▸ EXERCISE GOAL: Which lines hold the word "schizoid"? Copy each of them from the material.

▸ DATA FOR THIS TASK:
_ _ _ _ _

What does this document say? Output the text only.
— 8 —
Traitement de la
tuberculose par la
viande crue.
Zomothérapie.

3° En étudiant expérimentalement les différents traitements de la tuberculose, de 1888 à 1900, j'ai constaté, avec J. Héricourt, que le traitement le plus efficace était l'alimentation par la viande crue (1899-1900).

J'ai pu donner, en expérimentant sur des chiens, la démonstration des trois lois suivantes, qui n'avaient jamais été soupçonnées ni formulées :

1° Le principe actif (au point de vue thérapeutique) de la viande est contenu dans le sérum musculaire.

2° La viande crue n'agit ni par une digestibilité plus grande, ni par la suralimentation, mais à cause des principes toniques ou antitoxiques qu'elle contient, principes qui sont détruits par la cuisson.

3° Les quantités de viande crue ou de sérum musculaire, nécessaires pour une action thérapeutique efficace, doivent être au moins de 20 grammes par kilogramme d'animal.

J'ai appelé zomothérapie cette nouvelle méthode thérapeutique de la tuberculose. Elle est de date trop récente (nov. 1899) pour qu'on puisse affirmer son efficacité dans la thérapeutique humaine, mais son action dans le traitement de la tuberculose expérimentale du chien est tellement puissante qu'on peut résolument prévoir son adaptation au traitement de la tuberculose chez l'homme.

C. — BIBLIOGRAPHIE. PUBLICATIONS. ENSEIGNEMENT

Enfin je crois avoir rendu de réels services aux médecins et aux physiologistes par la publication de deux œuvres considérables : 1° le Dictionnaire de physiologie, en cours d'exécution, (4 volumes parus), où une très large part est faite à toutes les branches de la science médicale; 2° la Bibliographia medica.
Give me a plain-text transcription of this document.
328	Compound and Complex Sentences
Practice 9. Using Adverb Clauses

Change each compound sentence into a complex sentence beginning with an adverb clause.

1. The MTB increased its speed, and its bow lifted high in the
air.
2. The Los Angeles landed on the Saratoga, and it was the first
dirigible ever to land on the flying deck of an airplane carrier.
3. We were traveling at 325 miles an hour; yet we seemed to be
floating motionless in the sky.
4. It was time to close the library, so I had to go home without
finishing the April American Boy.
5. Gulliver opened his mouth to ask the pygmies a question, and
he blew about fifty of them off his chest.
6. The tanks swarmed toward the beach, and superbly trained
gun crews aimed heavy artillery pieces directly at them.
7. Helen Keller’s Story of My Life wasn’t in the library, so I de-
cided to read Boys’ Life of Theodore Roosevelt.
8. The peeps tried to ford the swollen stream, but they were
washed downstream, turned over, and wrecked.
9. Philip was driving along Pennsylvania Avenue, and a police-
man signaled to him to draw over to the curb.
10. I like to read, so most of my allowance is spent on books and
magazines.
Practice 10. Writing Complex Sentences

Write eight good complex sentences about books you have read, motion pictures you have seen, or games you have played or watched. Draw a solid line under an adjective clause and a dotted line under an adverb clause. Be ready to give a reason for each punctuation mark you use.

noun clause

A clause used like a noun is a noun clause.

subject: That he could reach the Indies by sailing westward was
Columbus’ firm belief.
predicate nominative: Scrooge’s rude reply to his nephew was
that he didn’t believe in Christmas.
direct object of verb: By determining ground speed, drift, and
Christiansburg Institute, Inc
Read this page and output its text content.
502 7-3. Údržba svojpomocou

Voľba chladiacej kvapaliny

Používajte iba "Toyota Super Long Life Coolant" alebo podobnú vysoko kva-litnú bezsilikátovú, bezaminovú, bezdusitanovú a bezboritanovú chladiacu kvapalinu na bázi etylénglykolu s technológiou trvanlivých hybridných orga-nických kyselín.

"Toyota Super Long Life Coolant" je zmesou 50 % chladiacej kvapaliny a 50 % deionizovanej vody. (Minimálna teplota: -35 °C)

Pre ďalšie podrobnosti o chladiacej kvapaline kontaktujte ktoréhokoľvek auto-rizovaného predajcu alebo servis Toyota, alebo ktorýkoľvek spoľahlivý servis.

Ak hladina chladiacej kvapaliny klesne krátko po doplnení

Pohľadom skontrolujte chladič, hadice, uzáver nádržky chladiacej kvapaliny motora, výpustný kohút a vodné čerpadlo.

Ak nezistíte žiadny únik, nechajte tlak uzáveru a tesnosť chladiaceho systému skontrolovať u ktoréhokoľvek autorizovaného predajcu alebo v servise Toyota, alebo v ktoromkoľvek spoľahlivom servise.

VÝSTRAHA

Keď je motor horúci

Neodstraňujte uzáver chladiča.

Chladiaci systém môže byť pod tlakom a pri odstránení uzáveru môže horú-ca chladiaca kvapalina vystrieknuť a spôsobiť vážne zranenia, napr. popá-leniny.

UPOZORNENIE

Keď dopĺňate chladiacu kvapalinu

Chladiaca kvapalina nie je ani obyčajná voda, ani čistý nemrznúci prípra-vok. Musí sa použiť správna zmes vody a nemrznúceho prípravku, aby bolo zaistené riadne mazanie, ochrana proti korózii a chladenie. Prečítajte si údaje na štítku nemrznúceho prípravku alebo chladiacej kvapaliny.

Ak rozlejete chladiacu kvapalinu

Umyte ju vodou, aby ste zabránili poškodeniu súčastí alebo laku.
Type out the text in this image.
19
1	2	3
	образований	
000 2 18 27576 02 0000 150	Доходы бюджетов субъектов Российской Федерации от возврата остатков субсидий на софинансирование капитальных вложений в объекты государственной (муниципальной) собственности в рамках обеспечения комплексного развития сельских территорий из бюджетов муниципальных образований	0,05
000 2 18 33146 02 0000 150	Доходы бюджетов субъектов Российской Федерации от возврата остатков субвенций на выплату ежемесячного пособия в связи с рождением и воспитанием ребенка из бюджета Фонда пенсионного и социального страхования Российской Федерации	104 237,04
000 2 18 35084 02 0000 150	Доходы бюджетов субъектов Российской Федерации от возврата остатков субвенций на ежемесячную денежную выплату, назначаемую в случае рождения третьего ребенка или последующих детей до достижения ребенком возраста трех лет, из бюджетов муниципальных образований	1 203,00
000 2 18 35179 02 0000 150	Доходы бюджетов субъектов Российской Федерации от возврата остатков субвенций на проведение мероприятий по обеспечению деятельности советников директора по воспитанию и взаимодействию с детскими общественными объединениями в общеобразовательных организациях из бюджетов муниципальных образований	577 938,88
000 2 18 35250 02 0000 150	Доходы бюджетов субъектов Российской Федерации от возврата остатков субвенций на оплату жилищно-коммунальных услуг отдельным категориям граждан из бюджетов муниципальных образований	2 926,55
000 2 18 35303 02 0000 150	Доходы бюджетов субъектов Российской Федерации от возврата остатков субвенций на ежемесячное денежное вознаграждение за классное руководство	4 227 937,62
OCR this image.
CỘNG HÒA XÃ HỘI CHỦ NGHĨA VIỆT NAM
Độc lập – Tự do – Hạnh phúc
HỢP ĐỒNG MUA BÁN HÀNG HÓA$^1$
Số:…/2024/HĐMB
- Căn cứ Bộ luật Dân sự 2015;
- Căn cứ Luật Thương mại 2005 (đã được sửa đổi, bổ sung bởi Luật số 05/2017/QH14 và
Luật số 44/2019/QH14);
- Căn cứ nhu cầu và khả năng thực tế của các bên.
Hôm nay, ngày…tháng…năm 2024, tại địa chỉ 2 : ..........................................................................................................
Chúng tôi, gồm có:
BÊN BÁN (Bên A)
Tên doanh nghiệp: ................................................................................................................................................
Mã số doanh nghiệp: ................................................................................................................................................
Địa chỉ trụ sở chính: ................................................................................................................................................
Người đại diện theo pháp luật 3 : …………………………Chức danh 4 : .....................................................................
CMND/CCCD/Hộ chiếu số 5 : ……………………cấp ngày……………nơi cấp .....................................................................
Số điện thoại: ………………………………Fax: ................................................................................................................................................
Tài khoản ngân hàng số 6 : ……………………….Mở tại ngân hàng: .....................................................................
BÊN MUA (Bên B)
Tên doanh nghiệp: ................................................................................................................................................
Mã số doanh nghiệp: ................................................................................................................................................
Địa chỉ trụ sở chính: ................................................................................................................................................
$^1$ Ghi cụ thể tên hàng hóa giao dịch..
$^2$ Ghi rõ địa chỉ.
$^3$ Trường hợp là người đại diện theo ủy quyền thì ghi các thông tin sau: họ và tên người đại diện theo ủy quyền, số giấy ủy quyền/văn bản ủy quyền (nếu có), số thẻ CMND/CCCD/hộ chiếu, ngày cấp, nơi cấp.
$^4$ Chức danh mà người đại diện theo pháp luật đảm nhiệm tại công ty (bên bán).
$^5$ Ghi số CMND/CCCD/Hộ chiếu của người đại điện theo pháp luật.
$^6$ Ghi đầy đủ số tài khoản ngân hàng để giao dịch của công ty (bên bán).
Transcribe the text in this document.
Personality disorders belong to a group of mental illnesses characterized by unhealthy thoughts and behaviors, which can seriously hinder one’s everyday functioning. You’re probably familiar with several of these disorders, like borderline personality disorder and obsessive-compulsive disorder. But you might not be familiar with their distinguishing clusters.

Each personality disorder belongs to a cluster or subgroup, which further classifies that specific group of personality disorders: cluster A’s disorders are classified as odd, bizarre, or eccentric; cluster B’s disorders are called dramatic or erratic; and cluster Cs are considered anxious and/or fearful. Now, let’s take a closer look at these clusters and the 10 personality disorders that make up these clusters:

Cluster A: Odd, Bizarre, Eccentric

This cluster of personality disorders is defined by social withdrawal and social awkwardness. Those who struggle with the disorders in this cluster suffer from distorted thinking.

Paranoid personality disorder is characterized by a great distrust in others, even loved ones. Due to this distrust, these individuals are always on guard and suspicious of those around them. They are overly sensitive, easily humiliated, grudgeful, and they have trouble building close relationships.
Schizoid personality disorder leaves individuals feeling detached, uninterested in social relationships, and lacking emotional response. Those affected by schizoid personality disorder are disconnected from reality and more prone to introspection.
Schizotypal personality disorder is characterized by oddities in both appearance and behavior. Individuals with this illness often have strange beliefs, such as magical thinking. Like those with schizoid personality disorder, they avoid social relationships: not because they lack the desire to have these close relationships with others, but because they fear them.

_ _ _ _ _

▸ EXERCISE RESPONSE:
Schizoid personality disorder leaves individuals feeling detached, uninterested in social relationships, and lacking emotional response. Those affected by schizoid personality disorder are disconnected from reality and more prone to introspection.
Schizotypal personality disorder is characterized by oddities in both appearance and behavior. Individuals with this illness often have strange beliefs, such as magical thinking. Like those with schizoid personality disorder, they avoid social relationships: not because they lack the desire to have these close relationships with others, but because they fear them.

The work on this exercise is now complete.